What is being asked >> Scan the records below for lines with the word "this", then state how many you find and nothing else.

Input >>
-*-*-

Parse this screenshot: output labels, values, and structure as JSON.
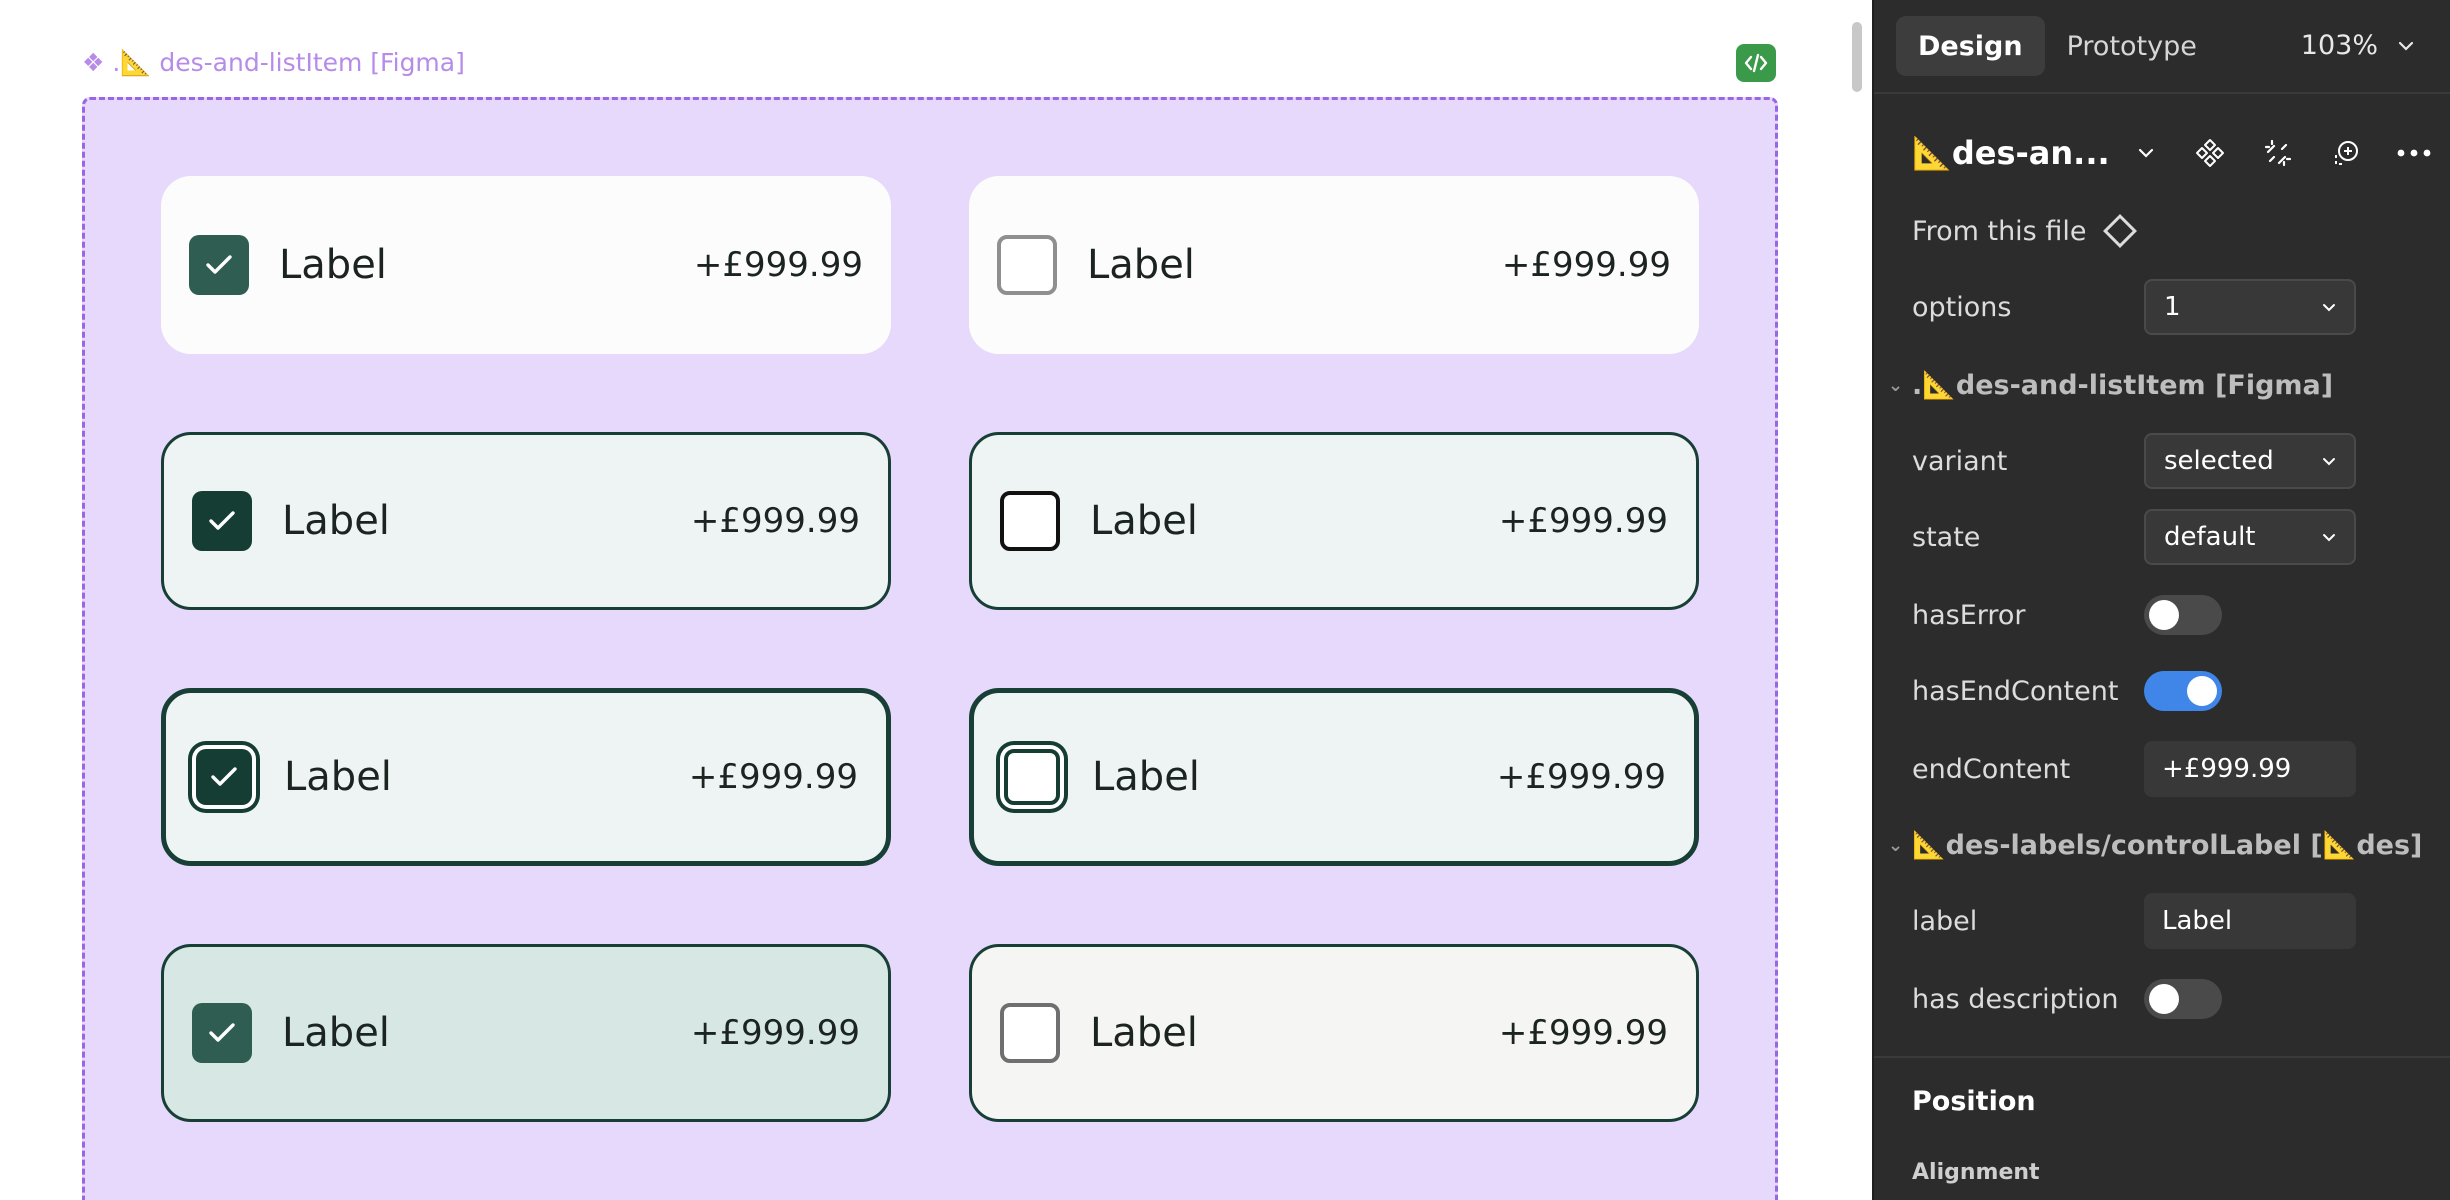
{
  "canvas": {
    "frame_title": "❖ .📐 des-and-listItem [Figma]",
    "code_badge_icon": "code-icon",
    "items": [
      {
        "label": "Label",
        "amount": "+£999.99",
        "checked": true
      },
      {
        "label": "Label",
        "amount": "+£999.99",
        "checked": false
      },
      {
        "label": "Label",
        "amount": "+£999.99",
        "checked": true
      },
      {
        "label": "Label",
        "amount": "+£999.99",
        "checked": false
      },
      {
        "label": "Label",
        "amount": "+£999.99",
        "checked": true
      },
      {
        "label": "Label",
        "amount": "+£999.99",
        "checked": false
      },
      {
        "label": "Label",
        "amount": "+£999.99",
        "checked": true
      },
      {
        "label": "Label",
        "amount": "+£999.99",
        "checked": false
      }
    ]
  },
  "panel": {
    "tabs": [
      "Design",
      "Prototype"
    ],
    "zoom": "103%",
    "component_name": "📐des-an...",
    "from_file_label": "From this file",
    "props": {
      "options_label": "options",
      "options_value": "1",
      "section1": ".📐des-and-listItem [Figma]",
      "variant_label": "variant",
      "variant_value": "selected",
      "state_label": "state",
      "state_value": "default",
      "has_error_label": "hasError",
      "has_error": false,
      "has_end_content_label": "hasEndContent",
      "has_end_content": true,
      "end_content_label": "endContent",
      "end_content_value": "+£999.99",
      "section2": "📐des-labels/controlLabel [📐des]",
      "label_label": "label",
      "label_value": "Label",
      "has_description_label": "has description",
      "has_description": false
    },
    "position_title": "Position",
    "alignment_title": "Alignment"
  },
  "colors": {
    "frame_bg": "#e6d9fb",
    "frame_border": "#9a66e6",
    "checkbox_green": "#2f5d52",
    "panel_bg": "#2c2c2c",
    "toggle_on": "#3f86e8",
    "code_badge": "#3a9a4a"
  }
}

-*-*-

Exercise response >> 2